DATA UNDER STUDY.
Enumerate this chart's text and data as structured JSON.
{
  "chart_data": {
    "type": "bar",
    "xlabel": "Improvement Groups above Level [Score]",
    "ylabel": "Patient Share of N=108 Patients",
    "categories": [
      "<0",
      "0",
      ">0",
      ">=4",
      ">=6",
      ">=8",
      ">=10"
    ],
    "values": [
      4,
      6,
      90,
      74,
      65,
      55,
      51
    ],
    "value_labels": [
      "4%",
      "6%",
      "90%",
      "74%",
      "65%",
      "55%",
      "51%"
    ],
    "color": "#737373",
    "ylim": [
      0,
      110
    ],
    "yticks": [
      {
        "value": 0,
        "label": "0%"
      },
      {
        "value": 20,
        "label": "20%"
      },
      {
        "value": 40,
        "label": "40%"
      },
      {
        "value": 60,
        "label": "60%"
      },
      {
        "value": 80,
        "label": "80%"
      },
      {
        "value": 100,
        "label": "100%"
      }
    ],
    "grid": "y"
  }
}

ASSIGNED TASK. Reproduce all the records, exactly and in full.

ANSWER BOX.
Enumerate this chart's text and data as structured JSON.
{
  "chart_data": {
    "type": "bar",
    "xlabel": "Improvement Groups above Level [Score]",
    "ylabel": "Patient Share of N=108 Patients",
    "categories": [
      "<0",
      "0",
      ">0",
      ">=4",
      ">=6",
      ">=8",
      ">=10"
    ],
    "values": [
      4,
      6,
      90,
      74,
      65,
      55,
      51
    ],
    "value_labels": [
      "4%",
      "6%",
      "90%",
      "74%",
      "65%",
      "55%",
      "51%"
    ],
    "color": "#737373",
    "ylim": [
      0,
      110
    ],
    "yticks": [
      {
        "value": 0,
        "label": "0%"
      },
      {
        "value": 20,
        "label": "20%"
      },
      {
        "value": 40,
        "label": "40%"
      },
      {
        "value": 60,
        "label": "60%"
      },
      {
        "value": 80,
        "label": "80%"
      },
      {
        "value": 100,
        "label": "100%"
      }
    ],
    "grid": "y"
  }
}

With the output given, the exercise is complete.